Challenge: Can you output the records below exactly as they are written?

Data supplied:
-=-=-

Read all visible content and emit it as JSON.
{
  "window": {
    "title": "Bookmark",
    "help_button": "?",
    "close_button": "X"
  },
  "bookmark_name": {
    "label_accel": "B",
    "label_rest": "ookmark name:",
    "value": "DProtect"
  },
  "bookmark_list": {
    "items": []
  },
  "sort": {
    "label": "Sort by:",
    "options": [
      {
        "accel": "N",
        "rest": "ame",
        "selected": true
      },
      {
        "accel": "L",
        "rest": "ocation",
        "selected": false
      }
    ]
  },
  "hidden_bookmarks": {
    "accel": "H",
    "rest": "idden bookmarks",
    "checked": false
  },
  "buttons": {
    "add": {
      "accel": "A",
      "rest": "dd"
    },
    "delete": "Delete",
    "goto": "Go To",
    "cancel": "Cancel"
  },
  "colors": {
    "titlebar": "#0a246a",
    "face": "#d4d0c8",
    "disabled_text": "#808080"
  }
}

-=-=-

Task output:
Read all visible content and emit it as JSON.
{
  "window": {
    "title": "Bookmark",
    "help_button": "?",
    "close_button": "X"
  },
  "bookmark_name": {
    "label_accel": "B",
    "label_rest": "ookmark name:",
    "value": "DProtect"
  },
  "bookmark_list": {
    "items": []
  },
  "sort": {
    "label": "Sort by:",
    "options": [
      {
        "accel": "N",
        "rest": "ame",
        "selected": true
      },
      {
        "accel": "L",
        "rest": "ocation",
        "selected": false
      }
    ]
  },
  "hidden_bookmarks": {
    "accel": "H",
    "rest": "idden bookmarks",
    "checked": false
  },
  "buttons": {
    "add": {
      "accel": "A",
      "rest": "dd"
    },
    "delete": "Delete",
    "goto": "Go To",
    "cancel": "Cancel"
  },
  "colors": {
    "titlebar": "#0a246a",
    "face": "#d4d0c8",
    "disabled_text": "#808080"
  }
}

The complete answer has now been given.